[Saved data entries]
---+---

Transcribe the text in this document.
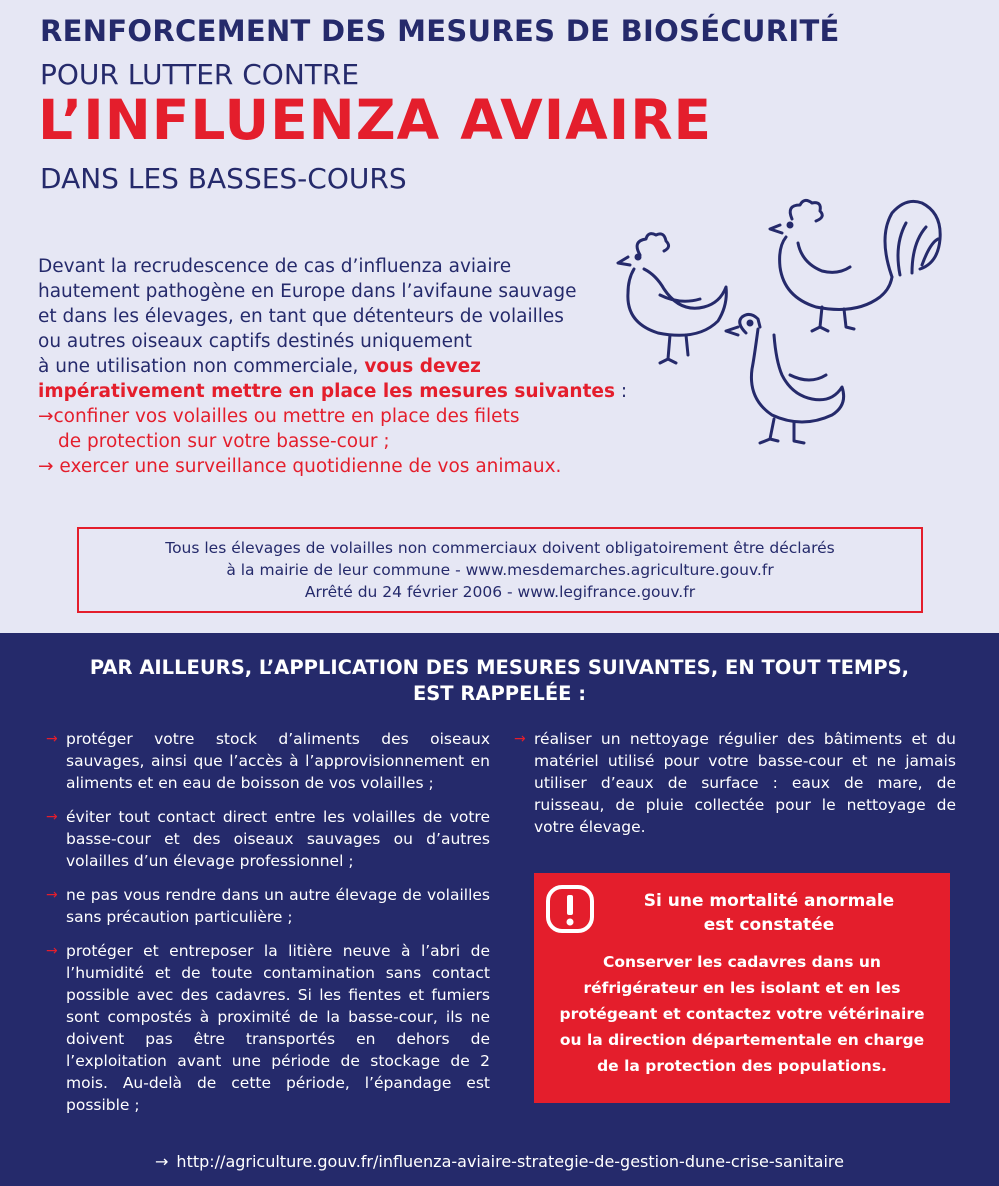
RENFORCEMENT DES MESURES DE BIOSÉCURITÉ
POUR LUTTER CONTRE
L’INFLUENZA AVIAIRE
DANS LES BASSES-COURS
Devant la recrudescence de cas d’influenza aviaire
hautement pathogène en Europe dans l’avifaune sauvage
et dans les élevages, en tant que détenteurs de volailles
ou autres oiseaux captifs destinés uniquement
à une utilisation non commerciale, vous devez
impérativement mettre en place les mesures suivantes :
→confiner vos volailles ou mettre en place des filets
de protection sur votre basse-cour ;
→ exercer une surveillance quotidienne de vos animaux.
Tous les élevages de volailles non commerciaux doivent obligatoirement être déclarés
à la mairie de leur commune - www.mesdemarches.agriculture.gouv.fr
Arrêté du 24 février 2006 - www.legifrance.gouv.fr
PAR AILLEURS, L’APPLICATION DES MESURES SUIVANTES, EN TOUT TEMPS,
EST RAPPELÉE :
→ protéger votre stock d’aliments des oiseaux sauvages, ainsi que l’accès à l’approvisionnement en aliments et en eau de boisson de vos volailles ;
→ éviter tout contact direct entre les volailles de votre basse-cour et des oiseaux sauvages ou d’autres volailles d’un élevage professionnel ;
→ ne pas vous rendre dans un autre élevage de volailles sans précaution particulière ;
→ protéger et entreposer la litière neuve à l’abri de l’humidité et de toute contamination sans contact possible avec des cadavres. Si les fientes et fumiers sont compostés à proximité de la basse-cour, ils ne doivent pas être transportés en dehors de l’exploitation avant une période de stockage de 2 mois. Au-delà de cette période, l’épandage est possible ;
→ réaliser un nettoyage régulier des bâtiments et du matériel utilisé pour votre basse-cour et ne jamais utiliser d’eaux de surface : eaux de mare, de ruisseau, de pluie collectée pour le nettoyage de votre élevage.
Si une mortalité anormale
est constatée
Conserver les cadavres dans un
réfrigérateur en les isolant et en les
protégeant et contactez votre vétérinaire
ou la direction départementale en charge
de la protection des populations.
→ http://agriculture.gouv.fr/influenza-aviaire-strategie-de-gestion-dune-crise-sanitaire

---+---

- **CHALLENGE**
The data above should be repeated exactly, minus any pictures.

- **FULL SOLUTION**
Transcribe the text in this document.
RENFORCEMENT DES MESURES DE BIOSÉCURITÉ
POUR LUTTER CONTRE
L’INFLUENZA AVIAIRE
DANS LES BASSES-COURS
Devant la recrudescence de cas d’influenza aviaire
hautement pathogène en Europe dans l’avifaune sauvage
et dans les élevages, en tant que détenteurs de volailles
ou autres oiseaux captifs destinés uniquement
à une utilisation non commerciale, vous devez
impérativement mettre en place les mesures suivantes :
→confiner vos volailles ou mettre en place des filets
de protection sur votre basse-cour ;
→ exercer une surveillance quotidienne de vos animaux.
Tous les élevages de volailles non commerciaux doivent obligatoirement être déclarés
à la mairie de leur commune - www.mesdemarches.agriculture.gouv.fr
Arrêté du 24 février 2006 - www.legifrance.gouv.fr
PAR AILLEURS, L’APPLICATION DES MESURES SUIVANTES, EN TOUT TEMPS,
EST RAPPELÉE :
→ protéger votre stock d’aliments des oiseaux sauvages, ainsi que l’accès à l’approvisionnement en aliments et en eau de boisson de vos volailles ;
→ éviter tout contact direct entre les volailles de votre basse-cour et des oiseaux sauvages ou d’autres volailles d’un élevage professionnel ;
→ ne pas vous rendre dans un autre élevage de volailles sans précaution particulière ;
→ protéger et entreposer la litière neuve à l’abri de l’humidité et de toute contamination sans contact possible avec des cadavres. Si les fientes et fumiers sont compostés à proximité de la basse-cour, ils ne doivent pas être transportés en dehors de l’exploitation avant une période de stockage de 2 mois. Au-delà de cette période, l’épandage est possible ;
→ réaliser un nettoyage régulier des bâtiments et du matériel utilisé pour votre basse-cour et ne jamais utiliser d’eaux de surface : eaux de mare, de ruisseau, de pluie collectée pour le nettoyage de votre élevage.
Si une mortalité anormale
est constatée
Conserver les cadavres dans un
réfrigérateur en les isolant et en les
protégeant et contactez votre vétérinaire
ou la direction départementale en charge
de la protection des populations.
→ http://agriculture.gouv.fr/influenza-aviaire-strategie-de-gestion-dune-crise-sanitaire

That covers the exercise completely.